* BEGIN Entries shown *
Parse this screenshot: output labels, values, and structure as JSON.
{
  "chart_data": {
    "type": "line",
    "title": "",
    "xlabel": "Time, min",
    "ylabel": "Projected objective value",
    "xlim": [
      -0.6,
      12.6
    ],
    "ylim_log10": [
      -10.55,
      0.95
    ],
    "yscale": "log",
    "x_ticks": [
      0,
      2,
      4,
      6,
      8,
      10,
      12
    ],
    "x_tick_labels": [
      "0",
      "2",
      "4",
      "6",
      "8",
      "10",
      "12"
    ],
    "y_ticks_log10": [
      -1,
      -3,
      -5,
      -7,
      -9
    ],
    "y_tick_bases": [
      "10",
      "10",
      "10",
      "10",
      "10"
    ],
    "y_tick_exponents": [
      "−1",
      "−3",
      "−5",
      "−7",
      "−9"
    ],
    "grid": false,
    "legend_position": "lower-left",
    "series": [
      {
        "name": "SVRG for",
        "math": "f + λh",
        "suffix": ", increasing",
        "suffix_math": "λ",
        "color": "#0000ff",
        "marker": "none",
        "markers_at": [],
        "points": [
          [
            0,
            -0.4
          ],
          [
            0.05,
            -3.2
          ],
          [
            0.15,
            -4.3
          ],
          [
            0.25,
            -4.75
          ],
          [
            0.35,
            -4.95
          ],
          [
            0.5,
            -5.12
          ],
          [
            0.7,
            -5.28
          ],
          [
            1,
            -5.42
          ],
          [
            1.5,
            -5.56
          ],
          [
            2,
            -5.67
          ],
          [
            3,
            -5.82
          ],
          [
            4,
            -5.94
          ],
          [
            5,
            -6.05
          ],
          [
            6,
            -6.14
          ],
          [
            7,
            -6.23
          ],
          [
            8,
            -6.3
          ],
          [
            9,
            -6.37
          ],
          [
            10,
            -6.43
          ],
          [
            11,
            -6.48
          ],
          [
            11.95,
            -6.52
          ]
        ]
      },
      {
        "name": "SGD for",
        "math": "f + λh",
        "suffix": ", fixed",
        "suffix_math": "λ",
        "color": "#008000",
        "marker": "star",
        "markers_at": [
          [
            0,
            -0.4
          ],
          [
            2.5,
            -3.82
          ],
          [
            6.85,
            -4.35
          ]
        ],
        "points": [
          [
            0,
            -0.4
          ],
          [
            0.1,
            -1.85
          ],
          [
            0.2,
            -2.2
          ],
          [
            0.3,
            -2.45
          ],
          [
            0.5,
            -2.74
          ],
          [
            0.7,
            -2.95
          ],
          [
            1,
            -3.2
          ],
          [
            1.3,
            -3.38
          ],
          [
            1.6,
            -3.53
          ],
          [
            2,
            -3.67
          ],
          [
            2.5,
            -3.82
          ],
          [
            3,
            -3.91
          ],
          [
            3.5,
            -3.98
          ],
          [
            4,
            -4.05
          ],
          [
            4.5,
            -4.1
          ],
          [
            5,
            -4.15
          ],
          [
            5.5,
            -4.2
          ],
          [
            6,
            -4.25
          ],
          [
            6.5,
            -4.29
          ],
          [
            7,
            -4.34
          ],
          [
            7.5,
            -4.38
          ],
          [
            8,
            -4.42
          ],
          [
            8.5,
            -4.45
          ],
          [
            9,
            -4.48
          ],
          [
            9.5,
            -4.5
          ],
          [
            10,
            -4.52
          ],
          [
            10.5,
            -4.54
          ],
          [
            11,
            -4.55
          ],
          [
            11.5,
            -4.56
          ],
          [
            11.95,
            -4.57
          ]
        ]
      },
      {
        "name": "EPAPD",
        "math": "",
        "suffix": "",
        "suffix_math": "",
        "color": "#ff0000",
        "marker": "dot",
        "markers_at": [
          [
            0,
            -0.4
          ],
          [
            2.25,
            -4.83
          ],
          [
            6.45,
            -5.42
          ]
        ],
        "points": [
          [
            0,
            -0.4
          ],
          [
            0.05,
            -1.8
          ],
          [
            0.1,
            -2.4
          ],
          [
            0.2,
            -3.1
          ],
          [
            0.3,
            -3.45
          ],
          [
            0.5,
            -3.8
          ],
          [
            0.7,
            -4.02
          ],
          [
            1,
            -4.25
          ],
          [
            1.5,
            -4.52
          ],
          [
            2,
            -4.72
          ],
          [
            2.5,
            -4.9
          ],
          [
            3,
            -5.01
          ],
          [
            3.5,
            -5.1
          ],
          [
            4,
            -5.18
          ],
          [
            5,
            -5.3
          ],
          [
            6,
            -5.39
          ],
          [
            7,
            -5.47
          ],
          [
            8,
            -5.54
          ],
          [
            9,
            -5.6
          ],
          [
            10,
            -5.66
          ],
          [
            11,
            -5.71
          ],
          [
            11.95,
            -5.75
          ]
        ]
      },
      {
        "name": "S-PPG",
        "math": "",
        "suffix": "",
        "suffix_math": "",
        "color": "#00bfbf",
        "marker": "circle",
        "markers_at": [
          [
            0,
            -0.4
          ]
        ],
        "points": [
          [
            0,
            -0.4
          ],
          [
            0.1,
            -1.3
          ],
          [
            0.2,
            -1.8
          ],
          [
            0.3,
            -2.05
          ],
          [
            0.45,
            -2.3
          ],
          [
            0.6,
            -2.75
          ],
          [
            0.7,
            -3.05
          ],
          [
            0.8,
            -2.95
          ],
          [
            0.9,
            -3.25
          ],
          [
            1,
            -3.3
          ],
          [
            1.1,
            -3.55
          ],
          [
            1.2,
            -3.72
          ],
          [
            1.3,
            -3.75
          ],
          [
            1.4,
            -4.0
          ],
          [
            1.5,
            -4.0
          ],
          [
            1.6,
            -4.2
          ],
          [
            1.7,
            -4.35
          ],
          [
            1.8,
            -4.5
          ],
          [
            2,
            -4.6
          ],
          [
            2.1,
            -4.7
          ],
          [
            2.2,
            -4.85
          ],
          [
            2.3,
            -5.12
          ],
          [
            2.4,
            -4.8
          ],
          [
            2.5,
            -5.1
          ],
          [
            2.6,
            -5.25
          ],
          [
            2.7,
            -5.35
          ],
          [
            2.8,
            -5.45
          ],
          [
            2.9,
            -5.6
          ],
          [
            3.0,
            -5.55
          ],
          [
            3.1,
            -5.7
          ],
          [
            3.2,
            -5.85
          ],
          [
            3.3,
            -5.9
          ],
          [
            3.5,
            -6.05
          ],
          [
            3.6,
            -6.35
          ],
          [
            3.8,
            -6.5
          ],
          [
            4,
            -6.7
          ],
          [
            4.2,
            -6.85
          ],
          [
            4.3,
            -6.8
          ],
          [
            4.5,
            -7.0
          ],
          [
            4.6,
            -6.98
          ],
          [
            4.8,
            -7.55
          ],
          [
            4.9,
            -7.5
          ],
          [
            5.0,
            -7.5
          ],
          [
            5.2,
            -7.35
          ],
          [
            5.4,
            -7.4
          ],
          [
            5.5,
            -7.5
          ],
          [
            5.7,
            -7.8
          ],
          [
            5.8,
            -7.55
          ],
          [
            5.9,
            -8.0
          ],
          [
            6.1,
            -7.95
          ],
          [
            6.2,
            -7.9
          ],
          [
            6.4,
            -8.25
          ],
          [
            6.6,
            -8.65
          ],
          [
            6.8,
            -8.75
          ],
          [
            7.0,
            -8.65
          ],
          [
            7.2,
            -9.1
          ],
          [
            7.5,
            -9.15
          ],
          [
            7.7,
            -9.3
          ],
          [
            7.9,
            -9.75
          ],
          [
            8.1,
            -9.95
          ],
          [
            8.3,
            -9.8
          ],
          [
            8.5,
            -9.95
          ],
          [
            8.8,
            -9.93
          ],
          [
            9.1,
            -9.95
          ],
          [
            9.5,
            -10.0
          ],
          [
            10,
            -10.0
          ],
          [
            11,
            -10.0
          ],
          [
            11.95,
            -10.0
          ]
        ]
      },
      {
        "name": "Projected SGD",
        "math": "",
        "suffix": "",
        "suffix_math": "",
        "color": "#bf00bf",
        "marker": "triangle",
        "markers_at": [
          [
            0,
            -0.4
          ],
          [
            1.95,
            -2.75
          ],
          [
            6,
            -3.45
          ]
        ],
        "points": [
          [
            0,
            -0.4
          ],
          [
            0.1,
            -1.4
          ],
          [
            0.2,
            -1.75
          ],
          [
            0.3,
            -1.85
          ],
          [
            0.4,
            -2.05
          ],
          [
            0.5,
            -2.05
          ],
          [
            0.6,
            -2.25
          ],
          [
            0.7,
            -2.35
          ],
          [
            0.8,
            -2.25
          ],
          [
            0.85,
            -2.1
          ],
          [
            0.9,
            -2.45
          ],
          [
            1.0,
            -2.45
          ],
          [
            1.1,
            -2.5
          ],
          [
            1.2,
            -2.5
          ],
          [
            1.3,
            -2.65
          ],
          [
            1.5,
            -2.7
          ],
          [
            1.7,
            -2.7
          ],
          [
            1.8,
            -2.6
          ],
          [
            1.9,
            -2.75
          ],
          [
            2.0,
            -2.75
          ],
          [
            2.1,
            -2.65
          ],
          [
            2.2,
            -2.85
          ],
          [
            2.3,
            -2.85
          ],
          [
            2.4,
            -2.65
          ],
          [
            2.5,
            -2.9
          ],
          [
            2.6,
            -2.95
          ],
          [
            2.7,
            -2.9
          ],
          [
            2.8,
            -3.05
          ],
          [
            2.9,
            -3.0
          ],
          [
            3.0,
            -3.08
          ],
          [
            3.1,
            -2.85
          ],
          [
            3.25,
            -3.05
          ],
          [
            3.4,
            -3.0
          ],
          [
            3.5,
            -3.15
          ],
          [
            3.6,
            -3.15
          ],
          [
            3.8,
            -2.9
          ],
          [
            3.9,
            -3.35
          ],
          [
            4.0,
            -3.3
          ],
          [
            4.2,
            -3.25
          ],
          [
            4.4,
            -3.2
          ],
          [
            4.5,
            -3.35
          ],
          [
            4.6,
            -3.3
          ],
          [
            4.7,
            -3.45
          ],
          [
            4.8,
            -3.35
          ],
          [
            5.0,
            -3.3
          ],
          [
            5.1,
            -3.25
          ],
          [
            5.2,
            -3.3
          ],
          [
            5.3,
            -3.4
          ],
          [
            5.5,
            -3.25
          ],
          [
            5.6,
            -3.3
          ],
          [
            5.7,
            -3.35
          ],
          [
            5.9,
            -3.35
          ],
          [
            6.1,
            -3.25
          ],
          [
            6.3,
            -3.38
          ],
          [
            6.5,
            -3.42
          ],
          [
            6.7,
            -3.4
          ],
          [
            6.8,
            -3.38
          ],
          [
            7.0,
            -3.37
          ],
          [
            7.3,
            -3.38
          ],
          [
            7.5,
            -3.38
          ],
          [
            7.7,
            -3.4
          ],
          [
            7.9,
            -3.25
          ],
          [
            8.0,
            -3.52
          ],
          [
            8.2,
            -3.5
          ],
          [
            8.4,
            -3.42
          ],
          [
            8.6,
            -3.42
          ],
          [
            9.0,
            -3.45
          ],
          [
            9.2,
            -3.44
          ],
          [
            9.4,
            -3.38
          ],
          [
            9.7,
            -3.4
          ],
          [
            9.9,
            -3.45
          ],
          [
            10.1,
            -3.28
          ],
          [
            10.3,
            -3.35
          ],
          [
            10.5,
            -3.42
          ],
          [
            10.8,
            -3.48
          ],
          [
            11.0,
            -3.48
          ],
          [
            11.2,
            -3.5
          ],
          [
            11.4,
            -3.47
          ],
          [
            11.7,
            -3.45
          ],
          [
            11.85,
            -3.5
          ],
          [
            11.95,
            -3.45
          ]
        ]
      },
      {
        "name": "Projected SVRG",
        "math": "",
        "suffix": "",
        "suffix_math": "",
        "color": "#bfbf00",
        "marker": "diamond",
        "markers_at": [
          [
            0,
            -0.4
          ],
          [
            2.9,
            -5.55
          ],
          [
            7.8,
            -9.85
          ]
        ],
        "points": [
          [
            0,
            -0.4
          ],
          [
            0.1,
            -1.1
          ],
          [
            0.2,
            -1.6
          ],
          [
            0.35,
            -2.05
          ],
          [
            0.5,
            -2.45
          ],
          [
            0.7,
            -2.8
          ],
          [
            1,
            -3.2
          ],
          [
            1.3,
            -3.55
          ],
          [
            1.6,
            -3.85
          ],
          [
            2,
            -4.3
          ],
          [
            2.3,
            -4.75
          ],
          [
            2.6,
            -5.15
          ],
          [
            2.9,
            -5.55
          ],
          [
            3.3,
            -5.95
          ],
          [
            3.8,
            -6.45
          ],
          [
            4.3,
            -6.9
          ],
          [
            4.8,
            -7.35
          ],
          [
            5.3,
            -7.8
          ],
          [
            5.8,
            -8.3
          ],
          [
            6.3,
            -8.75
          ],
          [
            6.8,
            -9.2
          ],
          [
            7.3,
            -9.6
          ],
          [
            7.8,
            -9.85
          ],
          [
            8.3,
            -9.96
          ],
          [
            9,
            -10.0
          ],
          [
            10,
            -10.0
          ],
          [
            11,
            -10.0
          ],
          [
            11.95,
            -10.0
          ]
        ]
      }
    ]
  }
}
* END Entries shown *
Do this: Check each line of the material above for "Projected" and say how many lines contain it, giving the number alone.

Answer to the problem: 3